Go over the entries below line by line, copying each one that contains the word "达到节约成本及环保的最佳工艺".

MATERIAL:
★ ★ ★ ★ ★

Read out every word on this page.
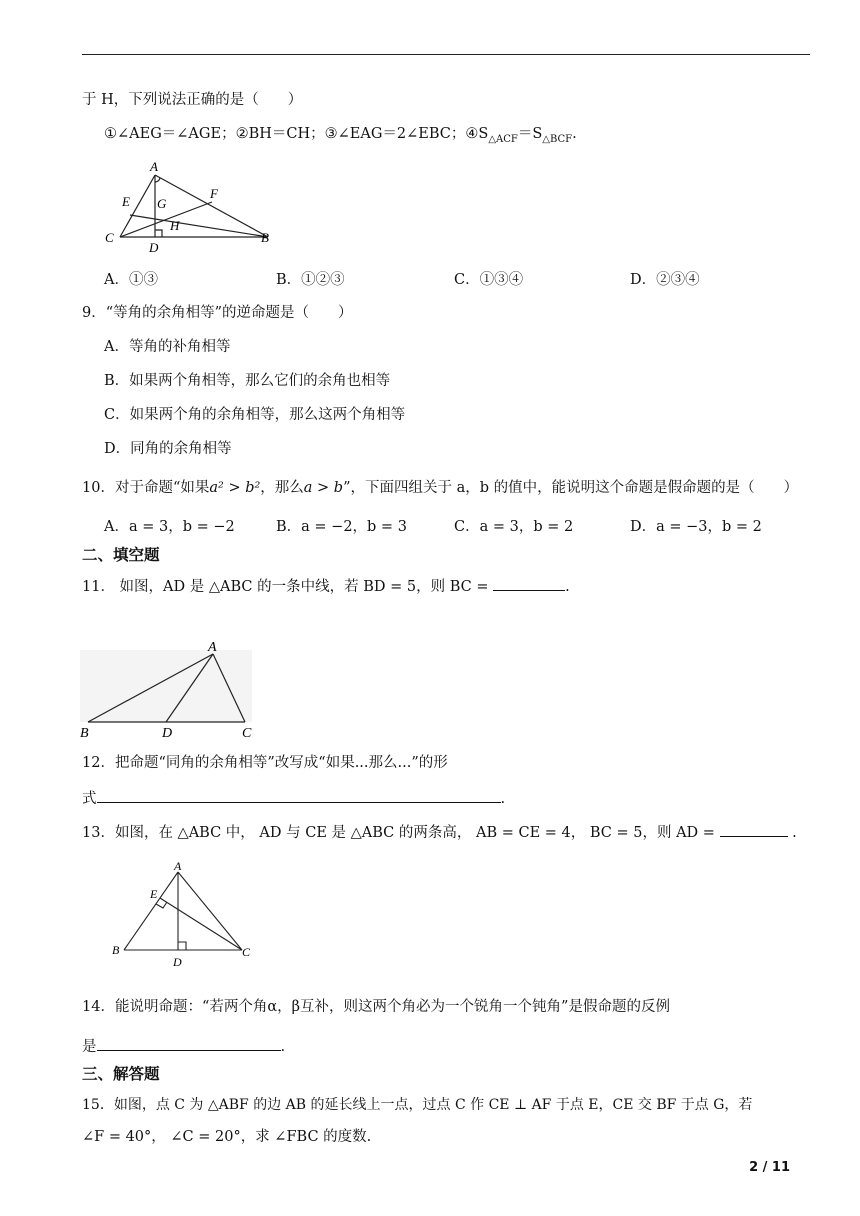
于 H，下列说法正确的是（　　）
①∠AEG＝∠AGE；②BH＝CH；③∠EAG＝2∠EBC；$④S_{\triangle ACF}=S_{\triangle BCF}$.
A
E
F
G
H
C
D
B
A．①③	B．①②③	C．①③④	D．②③④
9．“等角的余角相等”的逆命题是（　　）
A．等角的补角相等
B．如果两个角相等，那么它们的余角也相等
C．如果两个角的余角相等，那么这两个角相等
D．同角的余角相等
10．对于命题“如果a² > b²，那么a > b”，下面四组关于 a，b 的值中，能说明这个命题是假命题的是（　　）
A．a = 3，b = −2	B．a = −2，b = 3	C．a = 3，b = 2	D．a = −3，b = 2
二、填空题
11． 如图，AD 是 △ABC 的一条中线，若 BD = 5，则 BC =	.
A
B	D	C
12．把命题“同角的余角相等”改写成“如果...那么...”的形
式	.
13．如图，在 △ABC 中， AD 与 CE 是 △ABC 的两条高， AB = CE = 4， BC = 5，则 AD =	.
A
E
B
D
C
14．能说明命题：“若两个角α，β互补，则这两个角必为一个锐角一个钝角”是假命题的反例
是	.
三、解答题
15．如图，点 C 为 △ABF 的边 AB 的延长线上一点，过点 C 作 CE ⊥ AF 于点 E，CE 交 BF 于点 G，若
∠F = 40°， ∠C = 20°，求 ∠FBC 的度数.
2 / 11
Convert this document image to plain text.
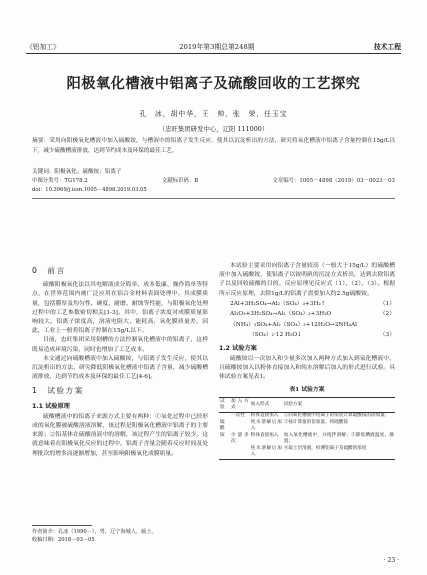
《铝加工》	2019年第3期总第248期	技术工程
阳极氧化槽液中铝离子及硫酸回收的工艺探究
孔　冰，胡中华，王　帅，张　荣，任玉宝
（忠旺集团研发中心，辽阳 111000）
摘要：采用向阳极氧化槽液中加入硫酸铵，与槽液中的铝离子发生反应，使其以沉淀析出的方法，研究将氧化槽液中铝离子含量控制在15g/L以下，减少硫酸槽液排放，达到节约成本及环保的最佳工艺。
关键词：阳极氧化；硫酸铵；铝离子
中图分类号：TG178.2	文献标识码：B	文章编号：1005－4898（2019）03－0023－03
doi：10.3969/j.issn.1005－4898.2019.03.05
0　前言

硫酸阳极氧化法以其电解液成分简单、成本低廉、操作简单等特点，在世界范围内被广泛应用在铝合金材料表面处理中。其成膜质量，包括膜厚及均匀性、硬度、耐磨、耐蚀等性能，与阳极氧化处理过程中的工艺参数密切相关[1-3]。其中，铝离子浓度对成膜质量影响较大。铝离子浓度高，溶液电阻大、能耗高，氧化膜质量差。因此，工业上一般将铝离子控制在15g/L以下。

目前，忠旺集团采用倒槽的方法控制氧化槽液中的铝离子，这样既易造成环境污染，同时也增加了工艺成本。

本文通过向硫酸槽液中加入硫酸铵，与铝离子发生反应，使其以沉淀析出的方法，研究降低阳极氧化槽液中铝离子含量，减少硫酸槽液排放，达到节约成本及环保的最佳工艺[4-6]。

1　试验方案
1.1 试验原理

硫酸槽液中的铝离子来源方式主要有两种：①氧化过程中已经形成的氧化膜被硫酸溶液溶解，该过程是阳极氧化槽液中铝离子的主要来源；②铝基体在硫酸溶液中的溶解，该过程产生的铝离子较少。这就意味着在阳极氧化反应的过程中，铝离子含量会随着反应时间及处理批次的增多而逐渐增加，甚至影响阳极氧化成膜质量。

本试验主要采用向铝离子含量较高（一般大于15g/L）的硫酸槽液中加入硫酸铵，使铝离子以铵明矾的沉淀方式析出，达到去除铝离子以及回收硫酸的目的。反应原理见反应式（1）、（2）、（3）。根据所示反应原理，去除1g/L的铝离子需要加入约2.5g硫酸铵。

2Al+3H₂SO₄→Al₂（SO₄）₃+3H₂↑	（1）
Al₂O₃+3H₂SO₄→Al₂（SO₄）₃+3H₂O	（2）
（NH₄）₂SO₄+Al₂（SO₄）₃+12H₂O→2NH₄Al
（SO₄）₂·12 H₂O↓	（3）
1.2 试验方案

硫酸铵以一次加入和少量多次加入两种方式加入到氧化槽液中，且硫酸铵加入以粉体直接加入和纯水溶解后加入的形式进行试验。具体试验方案见表1。

表1 试验方案
试验	加入方式	加入形式	试验方案
	一次性	粉体直接加入	①向氧化槽液中铝离子的浓度计算硫酸铵的添加量；
硫酸		纯水溶解后加入	②按计算值的倍加量，将硫酸铵
铵	少量多次	粉体直接加入	加入氧化槽液中，并搅拌溶解；③降低槽液温度，静置；
		纯水溶解后加入	④取上层清液，检测铝离子及硫酸的浓度
作者简介：孔冰（1990－），男，辽宁海城人，硕士。
收稿日期：2018－03－05
· 23 ·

★ ★ ★ ★ ★

EXERCISE RESPONSE:
摘要：采用向阳极氧化槽液中加入硫酸铵，与槽液中的铝离子发生反应，使其以沉淀析出的方法，研究将氧化槽液中铝离子含量控制在15g/L以下，减少硫酸槽液排放，达到节约成本及环保的最佳工艺。
本文通过向硫酸槽液中加入硫酸铵，与铝离子发生反应，使其以沉淀析出的方法，研究降低阳极氧化槽液中铝离子含量，减少硫酸槽液排放，达到节约成本及环保的最佳工艺[4-6]。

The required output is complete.